======== Provided material ========
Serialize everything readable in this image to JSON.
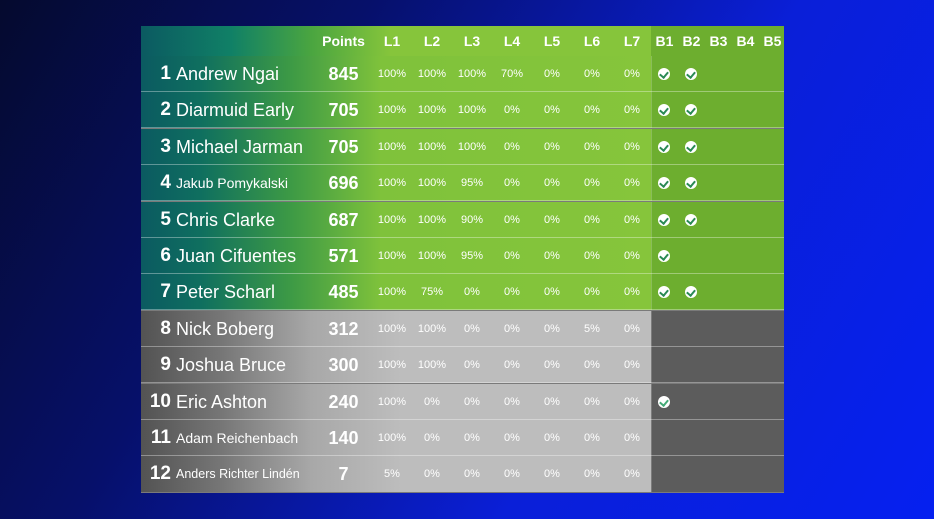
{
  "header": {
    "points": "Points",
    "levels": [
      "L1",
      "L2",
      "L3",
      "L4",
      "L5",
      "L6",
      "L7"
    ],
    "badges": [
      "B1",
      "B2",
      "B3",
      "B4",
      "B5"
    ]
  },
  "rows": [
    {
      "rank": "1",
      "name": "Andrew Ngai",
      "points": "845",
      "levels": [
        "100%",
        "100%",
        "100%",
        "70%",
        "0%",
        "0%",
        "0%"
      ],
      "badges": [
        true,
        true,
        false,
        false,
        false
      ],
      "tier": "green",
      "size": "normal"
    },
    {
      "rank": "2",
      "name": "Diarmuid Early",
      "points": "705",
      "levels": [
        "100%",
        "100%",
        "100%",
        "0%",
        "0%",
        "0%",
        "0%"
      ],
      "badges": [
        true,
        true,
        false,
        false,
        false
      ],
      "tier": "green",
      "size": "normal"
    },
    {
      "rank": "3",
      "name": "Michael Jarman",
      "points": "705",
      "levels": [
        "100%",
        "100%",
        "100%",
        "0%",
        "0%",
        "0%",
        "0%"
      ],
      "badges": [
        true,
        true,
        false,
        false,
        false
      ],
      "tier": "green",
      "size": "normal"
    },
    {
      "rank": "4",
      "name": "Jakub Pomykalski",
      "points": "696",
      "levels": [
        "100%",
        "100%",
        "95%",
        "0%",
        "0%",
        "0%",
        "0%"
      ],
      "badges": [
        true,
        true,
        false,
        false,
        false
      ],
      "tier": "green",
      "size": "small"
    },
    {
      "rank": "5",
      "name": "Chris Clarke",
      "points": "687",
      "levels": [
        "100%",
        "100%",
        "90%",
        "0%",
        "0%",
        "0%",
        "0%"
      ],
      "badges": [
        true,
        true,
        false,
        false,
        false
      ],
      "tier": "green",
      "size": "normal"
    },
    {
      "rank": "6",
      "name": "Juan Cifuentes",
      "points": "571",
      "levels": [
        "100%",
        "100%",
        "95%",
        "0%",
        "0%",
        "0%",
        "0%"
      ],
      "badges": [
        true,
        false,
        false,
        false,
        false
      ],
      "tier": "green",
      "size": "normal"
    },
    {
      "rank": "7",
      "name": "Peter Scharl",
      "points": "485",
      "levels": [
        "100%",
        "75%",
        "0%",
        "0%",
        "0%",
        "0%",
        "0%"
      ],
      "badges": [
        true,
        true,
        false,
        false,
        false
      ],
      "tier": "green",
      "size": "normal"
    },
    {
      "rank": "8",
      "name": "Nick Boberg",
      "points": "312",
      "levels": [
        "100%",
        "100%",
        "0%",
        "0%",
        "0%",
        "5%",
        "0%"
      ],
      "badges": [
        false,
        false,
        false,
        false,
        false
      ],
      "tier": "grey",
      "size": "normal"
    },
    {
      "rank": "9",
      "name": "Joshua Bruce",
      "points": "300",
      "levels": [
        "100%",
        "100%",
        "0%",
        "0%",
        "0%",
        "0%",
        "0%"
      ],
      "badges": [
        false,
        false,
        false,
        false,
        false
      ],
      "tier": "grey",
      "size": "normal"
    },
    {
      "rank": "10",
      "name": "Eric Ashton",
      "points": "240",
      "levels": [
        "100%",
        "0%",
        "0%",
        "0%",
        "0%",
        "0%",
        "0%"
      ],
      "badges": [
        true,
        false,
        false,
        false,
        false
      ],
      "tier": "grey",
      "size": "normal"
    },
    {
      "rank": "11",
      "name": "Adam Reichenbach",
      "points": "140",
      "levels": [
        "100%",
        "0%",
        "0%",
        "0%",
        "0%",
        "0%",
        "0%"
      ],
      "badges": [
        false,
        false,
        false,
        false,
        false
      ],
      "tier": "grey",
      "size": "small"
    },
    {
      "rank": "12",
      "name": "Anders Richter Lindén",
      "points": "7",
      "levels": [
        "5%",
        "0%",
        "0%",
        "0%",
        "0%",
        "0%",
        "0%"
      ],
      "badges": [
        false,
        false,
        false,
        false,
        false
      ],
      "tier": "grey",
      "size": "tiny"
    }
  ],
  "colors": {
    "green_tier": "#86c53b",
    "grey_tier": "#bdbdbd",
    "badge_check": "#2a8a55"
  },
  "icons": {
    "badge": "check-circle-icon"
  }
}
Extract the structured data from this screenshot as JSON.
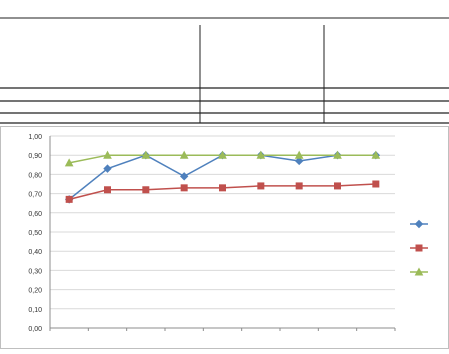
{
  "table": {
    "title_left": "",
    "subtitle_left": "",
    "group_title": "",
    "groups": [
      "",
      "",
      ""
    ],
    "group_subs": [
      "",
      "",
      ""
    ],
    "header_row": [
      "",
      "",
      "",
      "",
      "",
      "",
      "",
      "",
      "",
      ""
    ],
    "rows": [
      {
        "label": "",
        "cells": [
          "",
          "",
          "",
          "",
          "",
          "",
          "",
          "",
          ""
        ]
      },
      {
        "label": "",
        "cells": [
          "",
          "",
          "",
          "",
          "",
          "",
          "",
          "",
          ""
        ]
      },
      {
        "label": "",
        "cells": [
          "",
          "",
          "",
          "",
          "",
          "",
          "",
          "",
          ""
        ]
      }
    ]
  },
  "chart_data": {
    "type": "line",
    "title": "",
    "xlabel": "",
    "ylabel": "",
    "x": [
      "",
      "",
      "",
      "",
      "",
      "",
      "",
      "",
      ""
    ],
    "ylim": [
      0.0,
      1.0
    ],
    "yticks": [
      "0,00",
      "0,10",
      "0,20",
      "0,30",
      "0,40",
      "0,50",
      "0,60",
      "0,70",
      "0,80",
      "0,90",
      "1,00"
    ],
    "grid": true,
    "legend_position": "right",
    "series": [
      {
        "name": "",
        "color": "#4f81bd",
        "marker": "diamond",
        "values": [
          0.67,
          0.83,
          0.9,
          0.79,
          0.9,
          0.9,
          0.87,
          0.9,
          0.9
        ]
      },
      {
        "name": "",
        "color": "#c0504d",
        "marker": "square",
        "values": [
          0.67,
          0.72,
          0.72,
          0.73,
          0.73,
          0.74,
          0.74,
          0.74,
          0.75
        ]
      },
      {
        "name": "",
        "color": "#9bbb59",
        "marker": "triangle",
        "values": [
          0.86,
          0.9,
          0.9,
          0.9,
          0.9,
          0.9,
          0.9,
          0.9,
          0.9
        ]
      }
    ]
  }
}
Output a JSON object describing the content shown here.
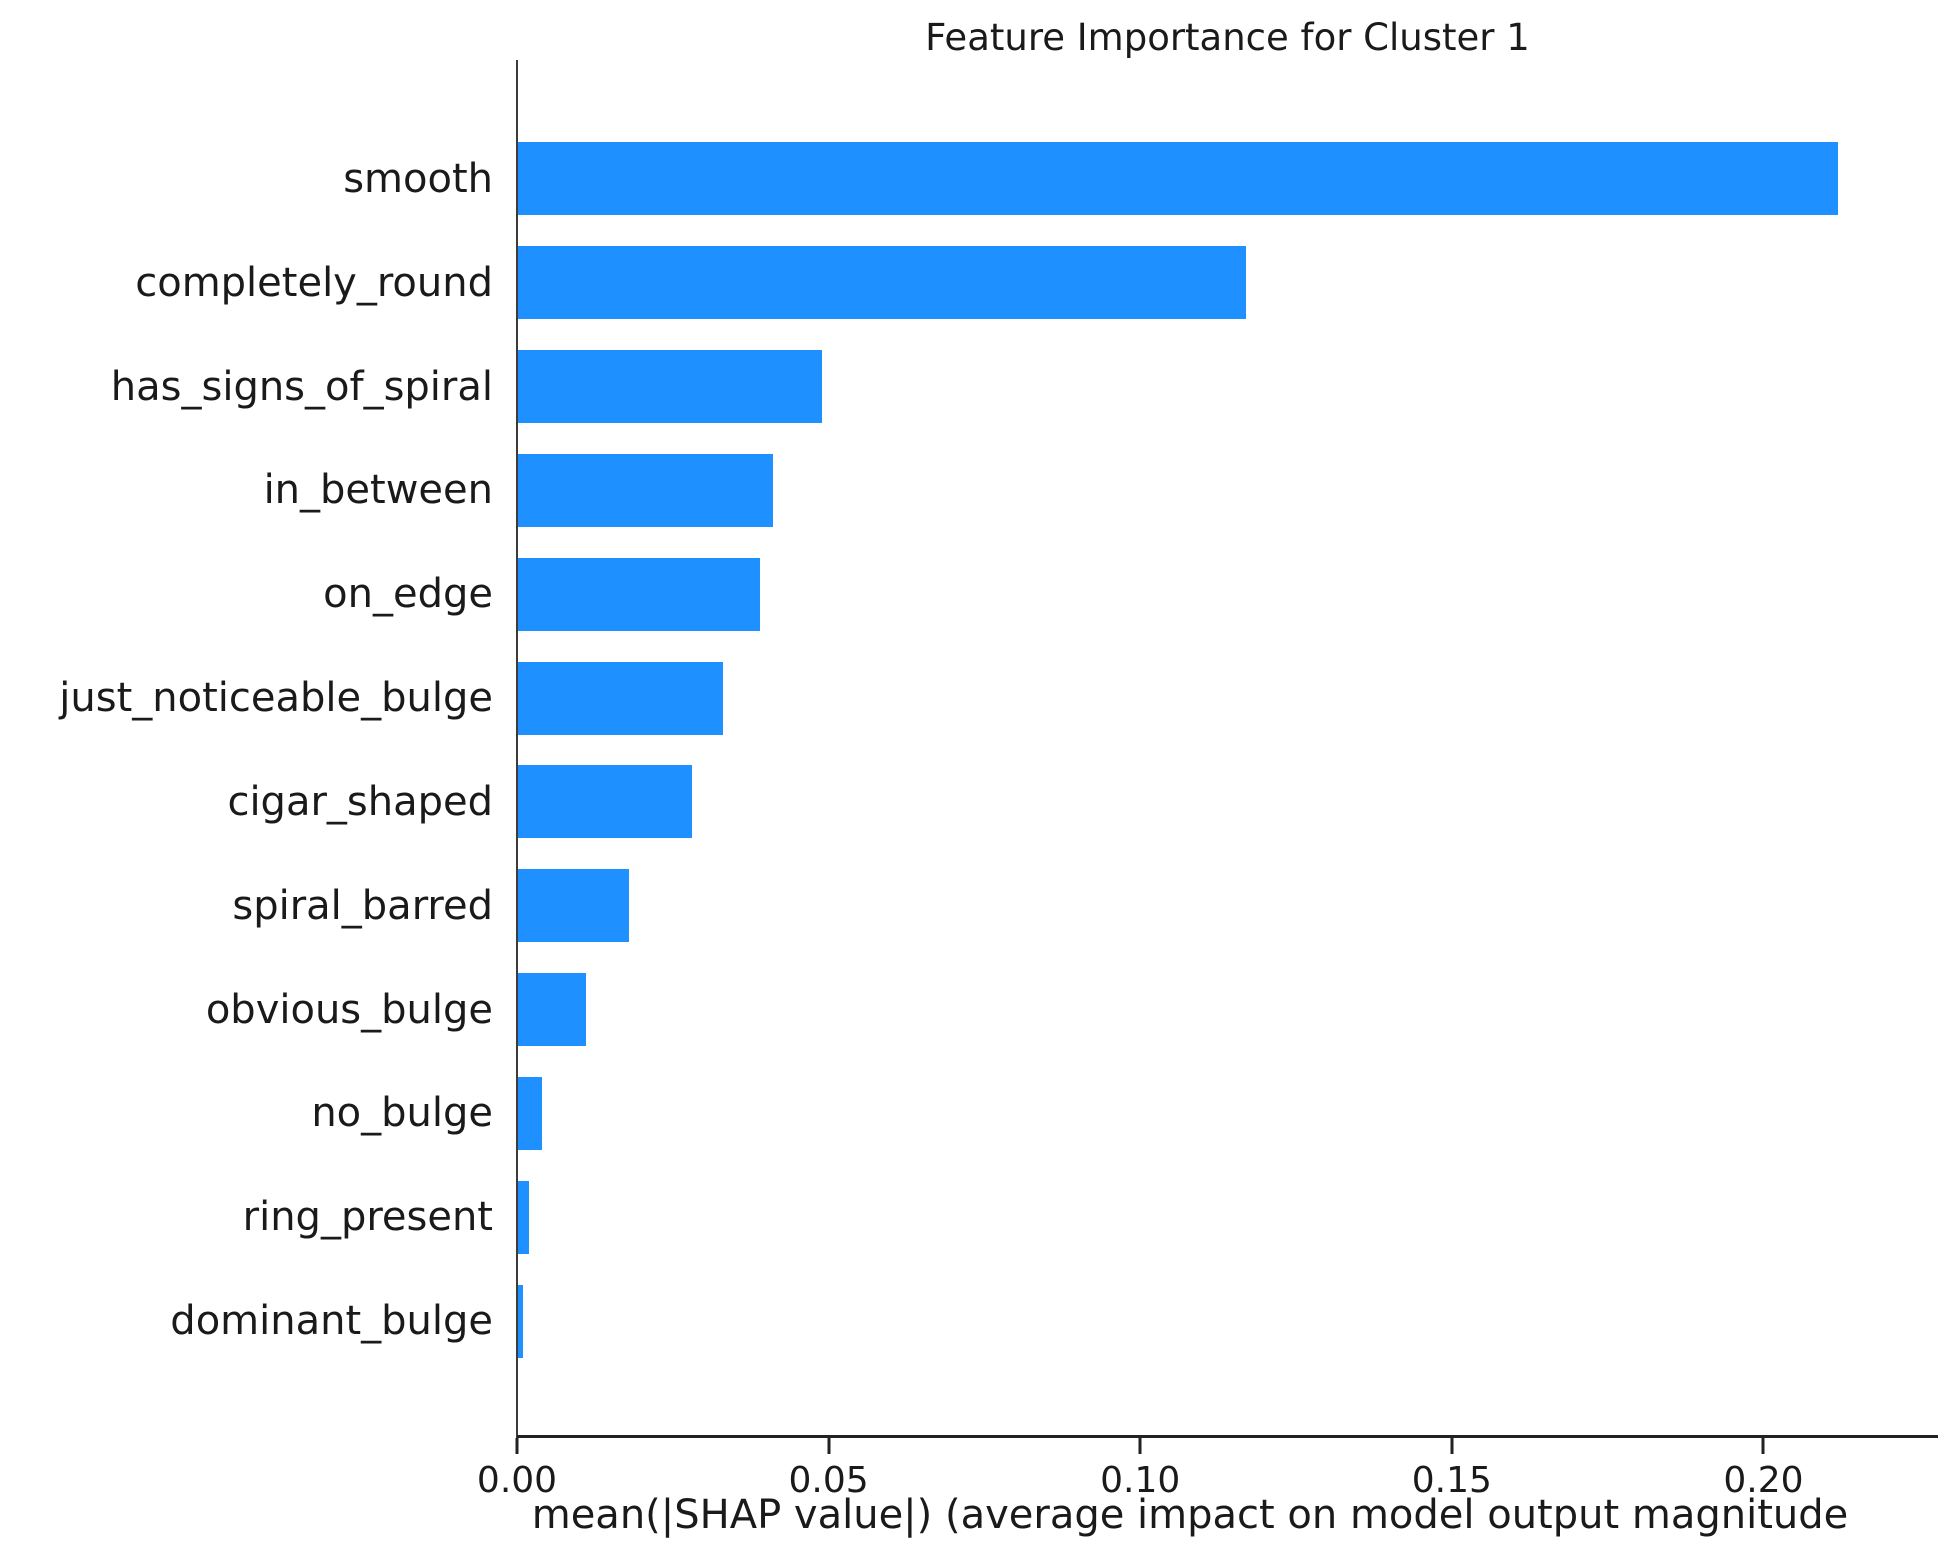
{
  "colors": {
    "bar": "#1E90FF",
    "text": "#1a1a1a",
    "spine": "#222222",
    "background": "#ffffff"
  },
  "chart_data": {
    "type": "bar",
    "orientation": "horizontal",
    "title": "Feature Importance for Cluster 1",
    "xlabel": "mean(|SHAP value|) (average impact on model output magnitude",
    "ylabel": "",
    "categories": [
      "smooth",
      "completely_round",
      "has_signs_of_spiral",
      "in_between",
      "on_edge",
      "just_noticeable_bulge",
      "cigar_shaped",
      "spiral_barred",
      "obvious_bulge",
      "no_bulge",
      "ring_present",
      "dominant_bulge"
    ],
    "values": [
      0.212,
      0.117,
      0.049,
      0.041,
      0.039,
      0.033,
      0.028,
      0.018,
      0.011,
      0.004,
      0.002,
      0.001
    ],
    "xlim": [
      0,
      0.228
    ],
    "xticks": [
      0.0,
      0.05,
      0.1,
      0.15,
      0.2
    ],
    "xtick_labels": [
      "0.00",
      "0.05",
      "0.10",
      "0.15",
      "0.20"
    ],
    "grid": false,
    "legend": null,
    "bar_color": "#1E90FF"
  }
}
========
Repeat the material above in full and exactly, apart from the pictures.

### Response for this exercise
Serialize everything readable in this image to JSON.
{
  "header": {
    "points": "Points",
    "levels": [
      "L1",
      "L2",
      "L3",
      "L4",
      "L5",
      "L6",
      "L7"
    ],
    "badges": [
      "B1",
      "B2",
      "B3",
      "B4",
      "B5"
    ]
  },
  "rows": [
    {
      "rank": "1",
      "name": "Andrew Ngai",
      "points": "845",
      "levels": [
        "100%",
        "100%",
        "100%",
        "70%",
        "0%",
        "0%",
        "0%"
      ],
      "badges": [
        true,
        true,
        false,
        false,
        false
      ],
      "tier": "green",
      "size": "normal"
    },
    {
      "rank": "2",
      "name": "Diarmuid Early",
      "points": "705",
      "levels": [
        "100%",
        "100%",
        "100%",
        "0%",
        "0%",
        "0%",
        "0%"
      ],
      "badges": [
        true,
        true,
        false,
        false,
        false
      ],
      "tier": "green",
      "size": "normal"
    },
    {
      "rank": "3",
      "name": "Michael Jarman",
      "points": "705",
      "levels": [
        "100%",
        "100%",
        "100%",
        "0%",
        "0%",
        "0%",
        "0%"
      ],
      "badges": [
        true,
        true,
        false,
        false,
        false
      ],
      "tier": "green",
      "size": "normal"
    },
    {
      "rank": "4",
      "name": "Jakub Pomykalski",
      "points": "696",
      "levels": [
        "100%",
        "100%",
        "95%",
        "0%",
        "0%",
        "0%",
        "0%"
      ],
      "badges": [
        true,
        true,
        false,
        false,
        false
      ],
      "tier": "green",
      "size": "small"
    },
    {
      "rank": "5",
      "name": "Chris Clarke",
      "points": "687",
      "levels": [
        "100%",
        "100%",
        "90%",
        "0%",
        "0%",
        "0%",
        "0%"
      ],
      "badges": [
        true,
        true,
        false,
        false,
        false
      ],
      "tier": "green",
      "size": "normal"
    },
    {
      "rank": "6",
      "name": "Juan Cifuentes",
      "points": "571",
      "levels": [
        "100%",
        "100%",
        "95%",
        "0%",
        "0%",
        "0%",
        "0%"
      ],
      "badges": [
        true,
        false,
        false,
        false,
        false
      ],
      "tier": "green",
      "size": "normal"
    },
    {
      "rank": "7",
      "name": "Peter Scharl",
      "points": "485",
      "levels": [
        "100%",
        "75%",
        "0%",
        "0%",
        "0%",
        "0%",
        "0%"
      ],
      "badges": [
        true,
        true,
        false,
        false,
        false
      ],
      "tier": "green",
      "size": "normal"
    },
    {
      "rank": "8",
      "name": "Nick Boberg",
      "points": "312",
      "levels": [
        "100%",
        "100%",
        "0%",
        "0%",
        "0%",
        "5%",
        "0%"
      ],
      "badges": [
        false,
        false,
        false,
        false,
        false
      ],
      "tier": "grey",
      "size": "normal"
    },
    {
      "rank": "9",
      "name": "Joshua Bruce",
      "points": "300",
      "levels": [
        "100%",
        "100%",
        "0%",
        "0%",
        "0%",
        "0%",
        "0%"
      ],
      "badges": [
        false,
        false,
        false,
        false,
        false
      ],
      "tier": "grey",
      "size": "normal"
    },
    {
      "rank": "10",
      "name": "Eric Ashton",
      "points": "240",
      "levels": [
        "100%",
        "0%",
        "0%",
        "0%",
        "0%",
        "0%",
        "0%"
      ],
      "badges": [
        true,
        false,
        false,
        false,
        false
      ],
      "tier": "grey",
      "size": "normal"
    },
    {
      "rank": "11",
      "name": "Adam Reichenbach",
      "points": "140",
      "levels": [
        "100%",
        "0%",
        "0%",
        "0%",
        "0%",
        "0%",
        "0%"
      ],
      "badges": [
        false,
        false,
        false,
        false,
        false
      ],
      "tier": "grey",
      "size": "small"
    },
    {
      "rank": "12",
      "name": "Anders Richter Lindén",
      "points": "7",
      "levels": [
        "5%",
        "0%",
        "0%",
        "0%",
        "0%",
        "0%",
        "0%"
      ],
      "badges": [
        false,
        false,
        false,
        false,
        false
      ],
      "tier": "grey",
      "size": "tiny"
    }
  ],
  "colors": {
    "green_tier": "#86c53b",
    "grey_tier": "#bdbdbd",
    "badge_check": "#2a8a55"
  },
  "icons": {
    "badge": "check-circle-icon"
  }
}
Extract the structured data from this screenshot as JSON.
{
  "table": {
    "title_left": "",
    "subtitle_left": "",
    "group_title": "",
    "groups": [
      "",
      "",
      ""
    ],
    "group_subs": [
      "",
      "",
      ""
    ],
    "header_row": [
      "",
      "",
      "",
      "",
      "",
      "",
      "",
      "",
      "",
      ""
    ],
    "rows": [
      {
        "label": "",
        "cells": [
          "",
          "",
          "",
          "",
          "",
          "",
          "",
          "",
          ""
        ]
      },
      {
        "label": "",
        "cells": [
          "",
          "",
          "",
          "",
          "",
          "",
          "",
          "",
          ""
        ]
      },
      {
        "label": "",
        "cells": [
          "",
          "",
          "",
          "",
          "",
          "",
          "",
          "",
          ""
        ]
      }
    ]
  },
  "chart_data": {
    "type": "line",
    "title": "",
    "xlabel": "",
    "ylabel": "",
    "x": [
      "",
      "",
      "",
      "",
      "",
      "",
      "",
      "",
      ""
    ],
    "ylim": [
      0.0,
      1.0
    ],
    "yticks": [
      "0,00",
      "0,10",
      "0,20",
      "0,30",
      "0,40",
      "0,50",
      "0,60",
      "0,70",
      "0,80",
      "0,90",
      "1,00"
    ],
    "grid": true,
    "legend_position": "right",
    "series": [
      {
        "name": "",
        "color": "#4f81bd",
        "marker": "diamond",
        "values": [
          0.67,
          0.83,
          0.9,
          0.79,
          0.9,
          0.9,
          0.87,
          0.9,
          0.9
        ]
      },
      {
        "name": "",
        "color": "#c0504d",
        "marker": "square",
        "values": [
          0.67,
          0.72,
          0.72,
          0.73,
          0.73,
          0.74,
          0.74,
          0.74,
          0.75
        ]
      },
      {
        "name": "",
        "color": "#9bbb59",
        "marker": "triangle",
        "values": [
          0.86,
          0.9,
          0.9,
          0.9,
          0.9,
          0.9,
          0.9,
          0.9,
          0.9
        ]
      }
    ]
  }
}
Output a JSON object describing the content shown here.
{
  "colors": {
    "bar": "#1E90FF",
    "text": "#1a1a1a",
    "spine": "#222222",
    "background": "#ffffff"
  },
  "chart_data": {
    "type": "bar",
    "orientation": "horizontal",
    "title": "Feature Importance for Cluster 1",
    "xlabel": "mean(|SHAP value|) (average impact on model output magnitude",
    "ylabel": "",
    "categories": [
      "smooth",
      "completely_round",
      "has_signs_of_spiral",
      "in_between",
      "on_edge",
      "just_noticeable_bulge",
      "cigar_shaped",
      "spiral_barred",
      "obvious_bulge",
      "no_bulge",
      "ring_present",
      "dominant_bulge"
    ],
    "values": [
      0.212,
      0.117,
      0.049,
      0.041,
      0.039,
      0.033,
      0.028,
      0.018,
      0.011,
      0.004,
      0.002,
      0.001
    ],
    "xlim": [
      0,
      0.228
    ],
    "xticks": [
      0.0,
      0.05,
      0.1,
      0.15,
      0.2
    ],
    "xtick_labels": [
      "0.00",
      "0.05",
      "0.10",
      "0.15",
      "0.20"
    ],
    "grid": false,
    "legend": null,
    "bar_color": "#1E90FF"
  }
}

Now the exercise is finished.